A run of records
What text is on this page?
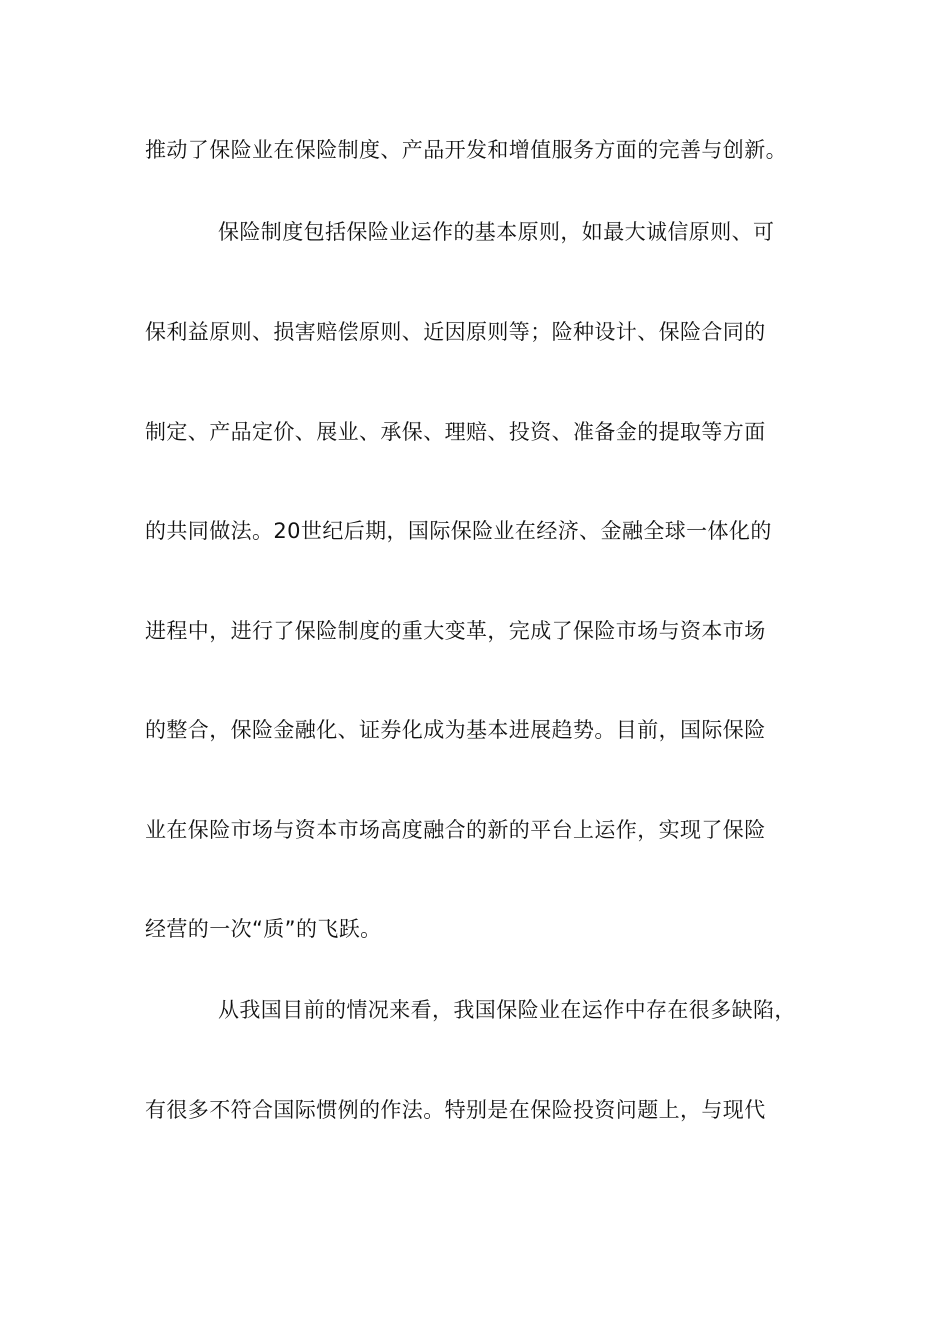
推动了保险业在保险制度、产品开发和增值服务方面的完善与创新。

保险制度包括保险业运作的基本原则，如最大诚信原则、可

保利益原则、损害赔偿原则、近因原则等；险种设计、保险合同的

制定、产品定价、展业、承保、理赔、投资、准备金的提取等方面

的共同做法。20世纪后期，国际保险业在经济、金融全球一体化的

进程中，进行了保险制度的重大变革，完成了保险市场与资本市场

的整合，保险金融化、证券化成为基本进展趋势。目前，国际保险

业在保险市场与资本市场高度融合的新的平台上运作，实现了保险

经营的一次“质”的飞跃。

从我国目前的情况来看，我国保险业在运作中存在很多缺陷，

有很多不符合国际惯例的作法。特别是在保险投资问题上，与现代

...

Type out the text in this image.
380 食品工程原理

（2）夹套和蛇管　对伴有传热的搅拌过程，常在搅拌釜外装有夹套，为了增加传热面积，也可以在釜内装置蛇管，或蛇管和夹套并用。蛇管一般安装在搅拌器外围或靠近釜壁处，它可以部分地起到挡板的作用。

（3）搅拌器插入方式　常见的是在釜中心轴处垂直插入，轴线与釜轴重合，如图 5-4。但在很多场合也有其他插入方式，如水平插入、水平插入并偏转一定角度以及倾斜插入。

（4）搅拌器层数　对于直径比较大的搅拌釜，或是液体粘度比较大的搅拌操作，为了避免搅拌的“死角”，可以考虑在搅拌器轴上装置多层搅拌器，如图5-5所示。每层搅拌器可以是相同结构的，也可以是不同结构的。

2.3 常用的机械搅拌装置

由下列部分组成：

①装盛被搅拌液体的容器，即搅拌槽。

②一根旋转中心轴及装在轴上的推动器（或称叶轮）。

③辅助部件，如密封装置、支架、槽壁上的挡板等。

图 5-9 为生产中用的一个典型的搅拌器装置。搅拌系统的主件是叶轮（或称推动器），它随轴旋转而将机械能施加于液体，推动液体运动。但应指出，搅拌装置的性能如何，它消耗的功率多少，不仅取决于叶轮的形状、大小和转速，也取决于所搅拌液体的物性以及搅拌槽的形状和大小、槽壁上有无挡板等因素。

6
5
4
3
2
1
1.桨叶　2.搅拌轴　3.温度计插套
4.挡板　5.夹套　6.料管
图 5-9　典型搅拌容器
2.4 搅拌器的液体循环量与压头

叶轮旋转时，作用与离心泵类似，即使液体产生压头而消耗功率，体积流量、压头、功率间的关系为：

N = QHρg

* * *

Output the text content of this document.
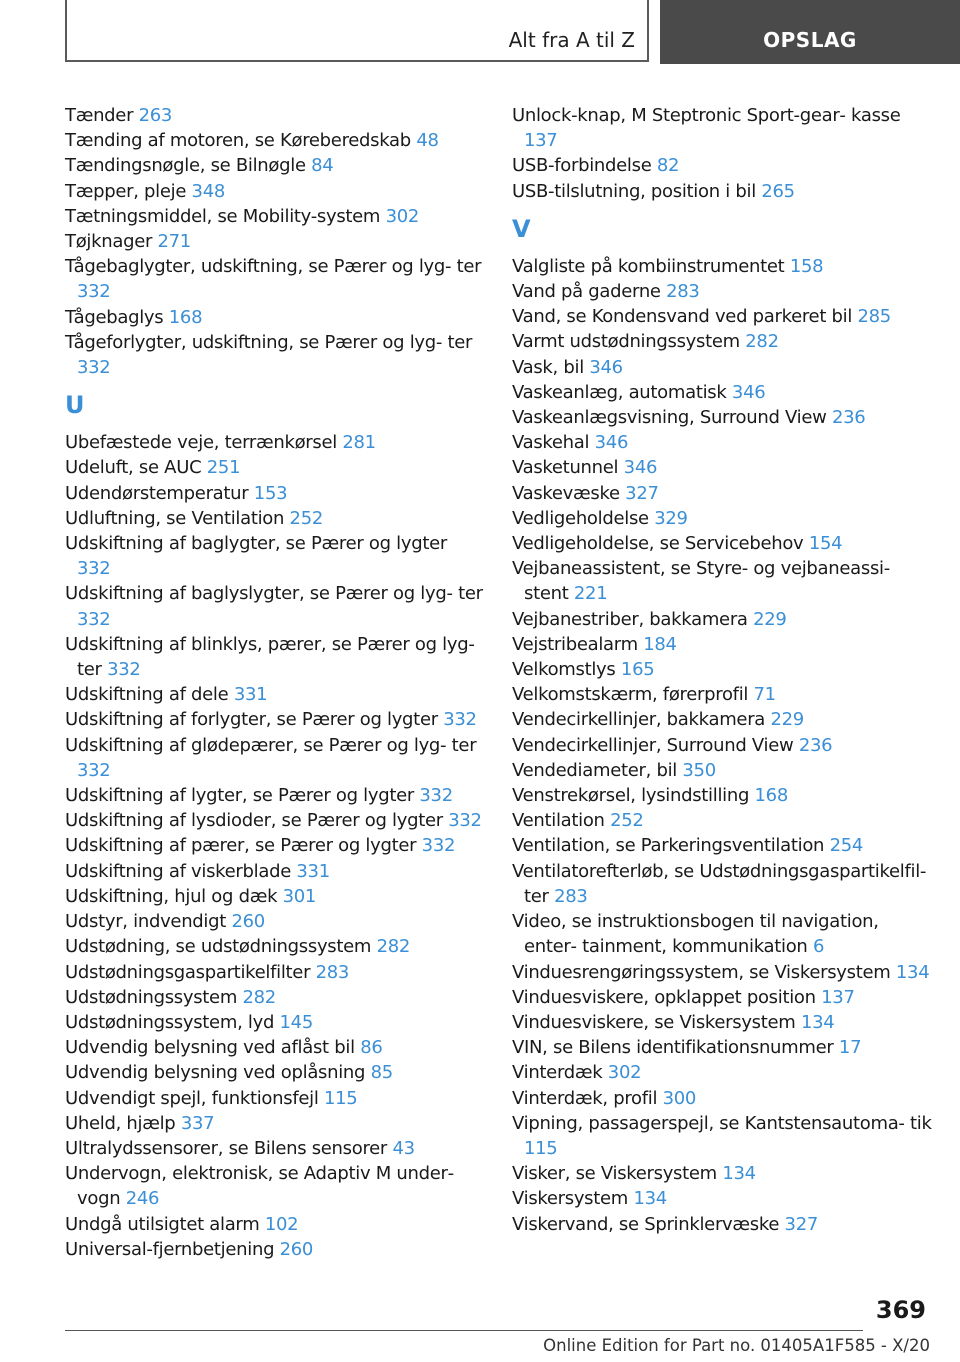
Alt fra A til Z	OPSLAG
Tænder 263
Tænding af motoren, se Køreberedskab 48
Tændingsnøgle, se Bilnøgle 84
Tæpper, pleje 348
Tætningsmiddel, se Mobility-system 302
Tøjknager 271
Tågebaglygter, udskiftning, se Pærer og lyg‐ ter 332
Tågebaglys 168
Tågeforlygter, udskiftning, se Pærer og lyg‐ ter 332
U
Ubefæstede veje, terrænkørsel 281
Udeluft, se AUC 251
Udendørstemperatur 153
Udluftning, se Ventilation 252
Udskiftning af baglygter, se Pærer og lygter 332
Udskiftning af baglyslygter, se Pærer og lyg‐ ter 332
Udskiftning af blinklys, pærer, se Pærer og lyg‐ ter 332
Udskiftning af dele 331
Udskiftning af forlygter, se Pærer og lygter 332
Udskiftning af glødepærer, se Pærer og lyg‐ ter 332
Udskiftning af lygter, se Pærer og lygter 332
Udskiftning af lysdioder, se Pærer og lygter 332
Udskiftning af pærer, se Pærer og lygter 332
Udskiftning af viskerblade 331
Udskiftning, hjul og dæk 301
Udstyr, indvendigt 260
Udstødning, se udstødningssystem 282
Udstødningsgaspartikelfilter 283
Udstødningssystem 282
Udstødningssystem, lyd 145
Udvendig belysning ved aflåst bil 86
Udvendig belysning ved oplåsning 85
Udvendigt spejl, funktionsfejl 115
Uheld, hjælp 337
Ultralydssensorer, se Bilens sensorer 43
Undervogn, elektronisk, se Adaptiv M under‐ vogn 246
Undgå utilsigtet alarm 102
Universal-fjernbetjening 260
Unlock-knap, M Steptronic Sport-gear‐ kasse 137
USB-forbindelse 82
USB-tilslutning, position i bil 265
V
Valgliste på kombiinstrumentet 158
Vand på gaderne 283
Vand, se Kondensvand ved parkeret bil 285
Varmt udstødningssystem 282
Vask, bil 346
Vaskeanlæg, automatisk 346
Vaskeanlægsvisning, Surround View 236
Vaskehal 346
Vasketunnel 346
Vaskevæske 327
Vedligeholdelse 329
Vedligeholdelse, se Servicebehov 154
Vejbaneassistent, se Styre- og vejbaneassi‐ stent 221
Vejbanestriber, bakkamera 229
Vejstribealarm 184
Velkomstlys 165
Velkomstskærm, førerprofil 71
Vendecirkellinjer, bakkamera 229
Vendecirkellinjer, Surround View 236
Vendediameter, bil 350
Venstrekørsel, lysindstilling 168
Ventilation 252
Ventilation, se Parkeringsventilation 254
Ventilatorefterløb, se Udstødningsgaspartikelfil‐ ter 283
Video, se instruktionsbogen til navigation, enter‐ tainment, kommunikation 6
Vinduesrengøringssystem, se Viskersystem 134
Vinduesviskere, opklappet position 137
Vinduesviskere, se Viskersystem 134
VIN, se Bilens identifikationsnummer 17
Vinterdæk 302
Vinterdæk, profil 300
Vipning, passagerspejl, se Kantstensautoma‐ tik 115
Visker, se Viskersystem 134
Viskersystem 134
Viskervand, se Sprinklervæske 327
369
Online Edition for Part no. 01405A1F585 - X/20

Instruction >> Locate all lines in the listing above with the word "Vendecirkellinjer". Copy them.

Completed exercise >>
Vendecirkellinjer, bakkamera 229
Vendecirkellinjer, Surround View 236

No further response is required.